STORED RECORDS:

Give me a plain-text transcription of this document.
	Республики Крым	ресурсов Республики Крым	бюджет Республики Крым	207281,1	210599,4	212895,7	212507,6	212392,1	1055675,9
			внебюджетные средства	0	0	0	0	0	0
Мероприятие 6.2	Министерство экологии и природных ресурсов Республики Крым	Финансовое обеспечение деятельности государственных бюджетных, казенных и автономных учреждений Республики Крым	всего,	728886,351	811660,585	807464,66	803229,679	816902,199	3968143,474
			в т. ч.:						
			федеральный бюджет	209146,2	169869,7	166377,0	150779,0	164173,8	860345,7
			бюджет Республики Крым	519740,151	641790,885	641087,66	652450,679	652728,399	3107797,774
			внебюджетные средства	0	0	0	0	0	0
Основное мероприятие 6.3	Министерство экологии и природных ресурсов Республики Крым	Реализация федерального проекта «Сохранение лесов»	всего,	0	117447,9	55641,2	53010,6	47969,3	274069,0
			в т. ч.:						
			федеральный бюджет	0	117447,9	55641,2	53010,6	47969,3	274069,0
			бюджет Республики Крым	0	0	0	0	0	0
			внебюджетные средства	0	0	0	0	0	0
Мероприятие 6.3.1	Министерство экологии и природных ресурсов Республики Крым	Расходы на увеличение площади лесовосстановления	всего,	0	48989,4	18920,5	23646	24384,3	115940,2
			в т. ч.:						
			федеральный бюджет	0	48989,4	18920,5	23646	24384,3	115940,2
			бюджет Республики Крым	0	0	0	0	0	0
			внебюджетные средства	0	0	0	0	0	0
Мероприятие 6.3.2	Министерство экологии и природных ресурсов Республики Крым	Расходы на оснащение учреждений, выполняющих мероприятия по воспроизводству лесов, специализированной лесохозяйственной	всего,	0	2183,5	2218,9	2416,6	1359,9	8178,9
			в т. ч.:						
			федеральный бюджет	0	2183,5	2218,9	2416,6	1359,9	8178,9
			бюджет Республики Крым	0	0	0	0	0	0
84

STATED TASK:
Exactly reproduce every line found in the records.

SOLUTION TO THIS EXERCISE:
Give me a plain-text transcription of this document.
	Республики Крым	ресурсов Республики Крым	бюджет Республики Крым	207281,1	210599,4	212895,7	212507,6	212392,1	1055675,9
			внебюджетные средства	0	0	0	0	0	0
Мероприятие 6.2	Министерство экологии и природных ресурсов Республики Крым	Финансовое обеспечение деятельности государственных бюджетных, казенных и автономных учреждений Республики Крым	всего,	728886,351	811660,585	807464,66	803229,679	816902,199	3968143,474
			в т. ч.:						
			федеральный бюджет	209146,2	169869,7	166377,0	150779,0	164173,8	860345,7
			бюджет Республики Крым	519740,151	641790,885	641087,66	652450,679	652728,399	3107797,774
			внебюджетные средства	0	0	0	0	0	0
Основное мероприятие 6.3	Министерство экологии и природных ресурсов Республики Крым	Реализация федерального проекта «Сохранение лесов»	всего,	0	117447,9	55641,2	53010,6	47969,3	274069,0
			в т. ч.:						
			федеральный бюджет	0	117447,9	55641,2	53010,6	47969,3	274069,0
			бюджет Республики Крым	0	0	0	0	0	0
			внебюджетные средства	0	0	0	0	0	0
Мероприятие 6.3.1	Министерство экологии и природных ресурсов Республики Крым	Расходы на увеличение площади лесовосстановления	всего,	0	48989,4	18920,5	23646	24384,3	115940,2
			в т. ч.:						
			федеральный бюджет	0	48989,4	18920,5	23646	24384,3	115940,2
			бюджет Республики Крым	0	0	0	0	0	0
			внебюджетные средства	0	0	0	0	0	0
Мероприятие 6.3.2	Министерство экологии и природных ресурсов Республики Крым	Расходы на оснащение учреждений, выполняющих мероприятия по воспроизводству лесов, специализированной лесохозяйственной	всего,	0	2183,5	2218,9	2416,6	1359,9	8178,9
			в т. ч.:						
			федеральный бюджет	0	2183,5	2218,9	2416,6	1359,9	8178,9
			бюджет Республики Крым	0	0	0	0	0	0
84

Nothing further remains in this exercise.